Copy every record below exactly as written, but leave out the pictures.
=== Dataset extract ===
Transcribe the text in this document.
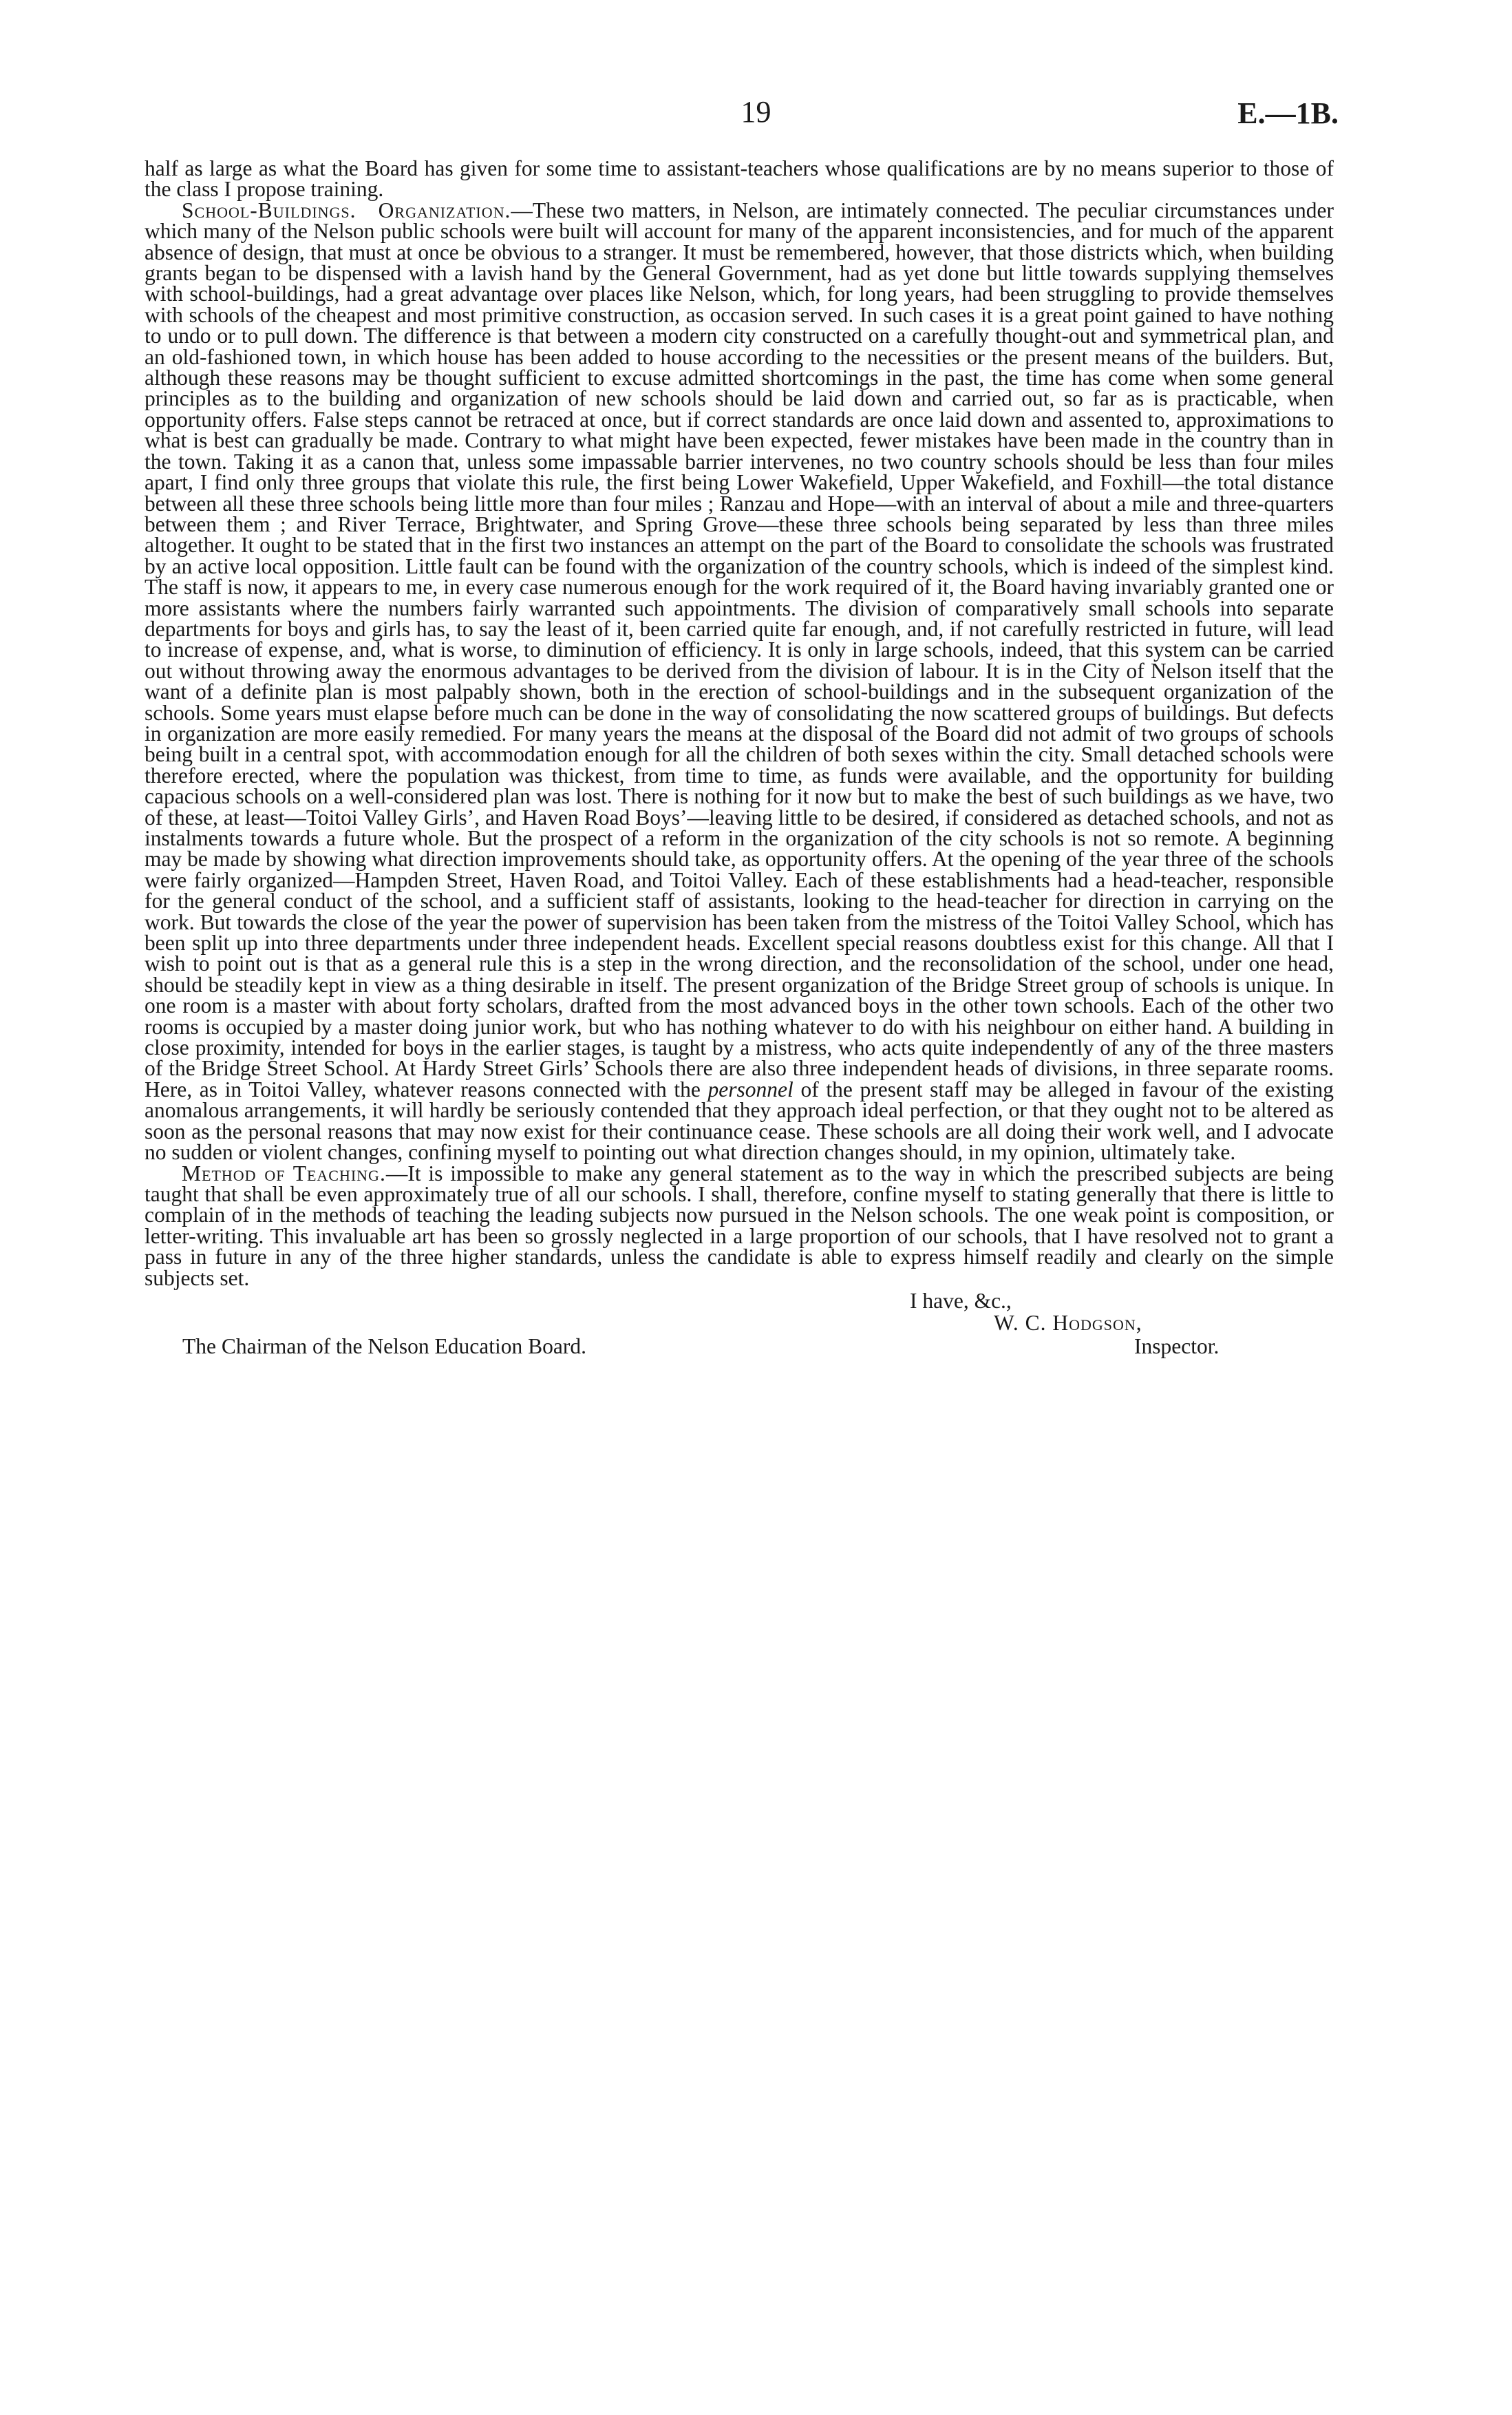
19	E.—1B.

half as large as what the Board has given for some time to assistant-teachers whose qualifications are by no means superior to those of the class I propose training.

School-Buildings. Organization.—These two matters, in Nelson, are intimately connected. The peculiar circumstances under which many of the Nelson public schools were built will account for many of the apparent inconsistencies, and for much of the apparent absence of design, that must at once be obvious to a stranger. It must be remembered, however, that those districts which, when building grants began to be dispensed with a lavish hand by the General Government, had as yet done but little towards supplying themselves with school-buildings, had a great advantage over places like Nelson, which, for long years, had been struggling to provide themselves with schools of the cheapest and most primitive construction, as occasion served. In such cases it is a great point gained to have nothing to undo or to pull down. The difference is that between a modern city constructed on a carefully thought-out and symmetrical plan, and an old-fashioned town, in which house has been added to house according to the necessities or the present means of the builders. But, although these reasons may be thought sufficient to excuse admitted shortcomings in the past, the time has come when some general principles as to the building and organization of new schools should be laid down and carried out, so far as is practicable, when opportunity offers. False steps cannot be retraced at once, but if correct standards are once laid down and assented to, approximations to what is best can gradually be made. Contrary to what might have been expected, fewer mistakes have been made in the country than in the town. Taking it as a canon that, unless some impassable barrier intervenes, no two country schools should be less than four miles apart, I find only three groups that violate this rule, the first being Lower Wakefield, Upper Wakefield, and Foxhill—the total distance between all these three schools being little more than four miles ; Ranzau and Hope—with an interval of about a mile and three-quarters between them ; and River Terrace, Brightwater, and Spring Grove—these three schools being separated by less than three miles altogether. It ought to be stated that in the first two instances an attempt on the part of the Board to consolidate the schools was frustrated by an active local opposition. Little fault can be found with the organization of the country schools, which is indeed of the simplest kind. The staff is now, it appears to me, in every case numerous enough for the work required of it, the Board having invariably granted one or more assistants where the numbers fairly warranted such appointments. The division of comparatively small schools into separate departments for boys and girls has, to say the least of it, been carried quite far enough, and, if not carefully restricted in future, will lead to increase of expense, and, what is worse, to diminution of efficiency. It is only in large schools, indeed, that this system can be carried out without throwing away the enormous advantages to be derived from the division of labour. It is in the City of Nelson itself that the want of a definite plan is most palpably shown, both in the erection of school-buildings and in the subsequent organization of the schools. Some years must elapse before much can be done in the way of consolidating the now scattered groups of buildings. But defects in organization are more easily remedied. For many years the means at the disposal of the Board did not admit of two groups of schools being built in a central spot, with accommodation enough for all the children of both sexes within the city. Small detached schools were therefore erected, where the population was thickest, from time to time, as funds were available, and the opportunity for building capacious schools on a well-considered plan was lost. There is nothing for it now but to make the best of such buildings as we have, two of these, at least—Toitoi Valley Girls’, and Haven Road Boys’—leaving little to be desired, if considered as detached schools, and not as instalments towards a future whole. But the prospect of a reform in the organization of the city schools is not so remote. A beginning may be made by showing what direction improvements should take, as opportunity offers. At the opening of the year three of the schools were fairly organized—Hampden Street, Haven Road, and Toitoi Valley. Each of these establishments had a head-teacher, responsible for the general conduct of the school, and a sufficient staff of assistants, looking to the head-teacher for direction in carrying on the work. But towards the close of the year the power of supervision has been taken from the mistress of the Toitoi Valley School, which has been split up into three departments under three independent heads. Excellent special reasons doubtless exist for this change. All that I wish to point out is that as a general rule this is a step in the wrong direction, and the reconsolidation of the school, under one head, should be steadily kept in view as a thing desirable in itself. The present organization of the Bridge Street group of schools is unique. In one room is a master with about forty scholars, drafted from the most advanced boys in the other town schools. Each of the other two rooms is occupied by a master doing junior work, but who has nothing whatever to do with his neighbour on either hand. A building in close proximity, intended for boys in the earlier stages, is taught by a mistress, who acts quite independently of any of the three masters of the Bridge Street School. At Hardy Street Girls’ Schools there are also three independent heads of divisions, in three separate rooms. Here, as in Toitoi Valley, whatever reasons connected with the personnel of the present staff may be alleged in favour of the existing anomalous arrangements, it will hardly be seriously contended that they approach ideal perfection, or that they ought not to be altered as soon as the personal reasons that may now exist for their continuance cease. These schools are all doing their work well, and I advocate no sudden or violent changes, confining myself to pointing out what direction changes should, in my opinion, ultimately take.

Method of Teaching.—It is impossible to make any general statement as to the way in which the prescribed subjects are being taught that shall be even approximately true of all our schools. I shall, therefore, confine myself to stating generally that there is little to complain of in the methods of teaching the leading subjects now pursued in the Nelson schools. The one weak point is composition, or letter-writing. This invaluable art has been so grossly neglected in a large proportion of our schools, that I have resolved not to grant a pass in future in any of the three higher standards, unless the candidate is able to express himself readily and clearly on the simple subjects set.

I have, &c.,
W. C. Hodgson,
The Chairman of the Nelson Education Board.	Inspector.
===
The response ->
Transcribe the text in this document.
19	E.—1B.

half as large as what the Board has given for some time to assistant-teachers whose qualifications are by no means superior to those of the class I propose training.

School-Buildings. Organization.—These two matters, in Nelson, are intimately connected. The peculiar circumstances under which many of the Nelson public schools were built will account for many of the apparent inconsistencies, and for much of the apparent absence of design, that must at once be obvious to a stranger. It must be remembered, however, that those districts which, when building grants began to be dispensed with a lavish hand by the General Government, had as yet done but little towards supplying themselves with school-buildings, had a great advantage over places like Nelson, which, for long years, had been struggling to provide themselves with schools of the cheapest and most primitive construction, as occasion served. In such cases it is a great point gained to have nothing to undo or to pull down. The difference is that between a modern city constructed on a carefully thought-out and symmetrical plan, and an old-fashioned town, in which house has been added to house according to the necessities or the present means of the builders. But, although these reasons may be thought sufficient to excuse admitted shortcomings in the past, the time has come when some general principles as to the building and organization of new schools should be laid down and carried out, so far as is practicable, when opportunity offers. False steps cannot be retraced at once, but if correct standards are once laid down and assented to, approximations to what is best can gradually be made. Contrary to what might have been expected, fewer mistakes have been made in the country than in the town. Taking it as a canon that, unless some impassable barrier intervenes, no two country schools should be less than four miles apart, I find only three groups that violate this rule, the first being Lower Wakefield, Upper Wakefield, and Foxhill—the total distance between all these three schools being little more than four miles ; Ranzau and Hope—with an interval of about a mile and three-quarters between them ; and River Terrace, Brightwater, and Spring Grove—these three schools being separated by less than three miles altogether. It ought to be stated that in the first two instances an attempt on the part of the Board to consolidate the schools was frustrated by an active local opposition. Little fault can be found with the organization of the country schools, which is indeed of the simplest kind. The staff is now, it appears to me, in every case numerous enough for the work required of it, the Board having invariably granted one or more assistants where the numbers fairly warranted such appointments. The division of comparatively small schools into separate departments for boys and girls has, to say the least of it, been carried quite far enough, and, if not carefully restricted in future, will lead to increase of expense, and, what is worse, to diminution of efficiency. It is only in large schools, indeed, that this system can be carried out without throwing away the enormous advantages to be derived from the division of labour. It is in the City of Nelson itself that the want of a definite plan is most palpably shown, both in the erection of school-buildings and in the subsequent organization of the schools. Some years must elapse before much can be done in the way of consolidating the now scattered groups of buildings. But defects in organization are more easily remedied. For many years the means at the disposal of the Board did not admit of two groups of schools being built in a central spot, with accommodation enough for all the children of both sexes within the city. Small detached schools were therefore erected, where the population was thickest, from time to time, as funds were available, and the opportunity for building capacious schools on a well-considered plan was lost. There is nothing for it now but to make the best of such buildings as we have, two of these, at least—Toitoi Valley Girls’, and Haven Road Boys’—leaving little to be desired, if considered as detached schools, and not as instalments towards a future whole. But the prospect of a reform in the organization of the city schools is not so remote. A beginning may be made by showing what direction improvements should take, as opportunity offers. At the opening of the year three of the schools were fairly organized—Hampden Street, Haven Road, and Toitoi Valley. Each of these establishments had a head-teacher, responsible for the general conduct of the school, and a sufficient staff of assistants, looking to the head-teacher for direction in carrying on the work. But towards the close of the year the power of supervision has been taken from the mistress of the Toitoi Valley School, which has been split up into three departments under three independent heads. Excellent special reasons doubtless exist for this change. All that I wish to point out is that as a general rule this is a step in the wrong direction, and the reconsolidation of the school, under one head, should be steadily kept in view as a thing desirable in itself. The present organization of the Bridge Street group of schools is unique. In one room is a master with about forty scholars, drafted from the most advanced boys in the other town schools. Each of the other two rooms is occupied by a master doing junior work, but who has nothing whatever to do with his neighbour on either hand. A building in close proximity, intended for boys in the earlier stages, is taught by a mistress, who acts quite independently of any of the three masters of the Bridge Street School. At Hardy Street Girls’ Schools there are also three independent heads of divisions, in three separate rooms. Here, as in Toitoi Valley, whatever reasons connected with the personnel of the present staff may be alleged in favour of the existing anomalous arrangements, it will hardly be seriously contended that they approach ideal perfection, or that they ought not to be altered as soon as the personal reasons that may now exist for their continuance cease. These schools are all doing their work well, and I advocate no sudden or violent changes, confining myself to pointing out what direction changes should, in my opinion, ultimately take.

Method of Teaching.—It is impossible to make any general statement as to the way in which the prescribed subjects are being taught that shall be even approximately true of all our schools. I shall, therefore, confine myself to stating generally that there is little to complain of in the methods of teaching the leading subjects now pursued in the Nelson schools. The one weak point is composition, or letter-writing. This invaluable art has been so grossly neglected in a large proportion of our schools, that I have resolved not to grant a pass in future in any of the three higher standards, unless the candidate is able to express himself readily and clearly on the simple subjects set.

I have, &c.,
W. C. Hodgson,
The Chairman of the Nelson Education Board.	Inspector.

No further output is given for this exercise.